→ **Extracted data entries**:
** start **

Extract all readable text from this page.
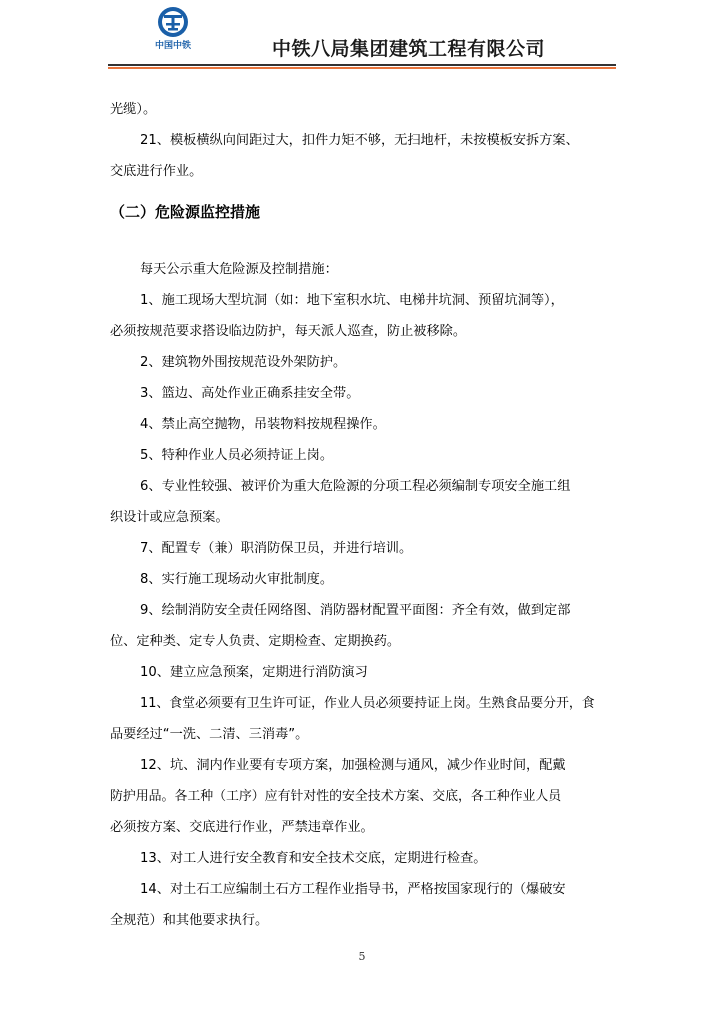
中国中铁	中铁八局集团建筑工程有限公司

光缆）。

21、模板横纵向间距过大，扣件力矩不够，无扫地杆，未按模板安拆方案、

交底进行作业。

（二）危险源监控措施

每天公示重大危险源及控制措施：

1、施工现场大型坑洞（如：地下室积水坑、电梯井坑洞、预留坑洞等），

必须按规范要求搭设临边防护，每天派人巡查，防止被移除。

2、建筑物外围按规范设外架防护。

3、篮边、高处作业正确系挂安全带。

4、禁止高空抛物，吊装物料按规程操作。

5、特种作业人员必须持证上岗。

6、专业性较强、被评价为重大危险源的分项工程必须编制专项安全施工组

织设计或应急预案。

7、配置专（兼）职消防保卫员，并进行培训。

8、实行施工现场动火审批制度。

9、绘制消防安全责任网络图、消防器材配置平面图：齐全有效，做到定部

位、定种类、定专人负责、定期检查、定期换药。

10、建立应急预案，定期进行消防演习

11、食堂必须要有卫生许可证，作业人员必须要持证上岗。生熟食品要分开，食

品要经过“一洗、二清、三消毒”。

12、坑、洞内作业要有专项方案，加强检测与通风，减少作业时间，配戴

防护用品。各工种（工序）应有针对性的安全技术方案、交底，各工种作业人员

必须按方案、交底进行作业，严禁违章作业。

13、对工人进行安全教育和安全技术交底，定期进行检查。

14、对土石工应编制土石方工程作业指导书，严格按国家现行的（爆破安

全规范）和其他要求执行。

5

** end **

→ **Task statement**: Reproduce all entries exactly. Pictures do not belong in the copy.

→ **Result**:
Extract all readable text from this page.
中国中铁	中铁八局集团建筑工程有限公司

光缆）。

21、模板横纵向间距过大，扣件力矩不够，无扫地杆，未按模板安拆方案、

交底进行作业。

（二）危险源监控措施

每天公示重大危险源及控制措施：

1、施工现场大型坑洞（如：地下室积水坑、电梯井坑洞、预留坑洞等），

必须按规范要求搭设临边防护，每天派人巡查，防止被移除。

2、建筑物外围按规范设外架防护。

3、篮边、高处作业正确系挂安全带。

4、禁止高空抛物，吊装物料按规程操作。

5、特种作业人员必须持证上岗。

6、专业性较强、被评价为重大危险源的分项工程必须编制专项安全施工组

织设计或应急预案。

7、配置专（兼）职消防保卫员，并进行培训。

8、实行施工现场动火审批制度。

9、绘制消防安全责任网络图、消防器材配置平面图：齐全有效，做到定部

位、定种类、定专人负责、定期检查、定期换药。

10、建立应急预案，定期进行消防演习

11、食堂必须要有卫生许可证，作业人员必须要持证上岗。生熟食品要分开，食

品要经过“一洗、二清、三消毒”。

12、坑、洞内作业要有专项方案，加强检测与通风，减少作业时间，配戴

防护用品。各工种（工序）应有针对性的安全技术方案、交底，各工种作业人员

必须按方案、交底进行作业，严禁违章作业。

13、对工人进行安全教育和安全技术交底，定期进行检查。

14、对土石工应编制土石方工程作业指导书，严格按国家现行的（爆破安

全规范）和其他要求执行。

5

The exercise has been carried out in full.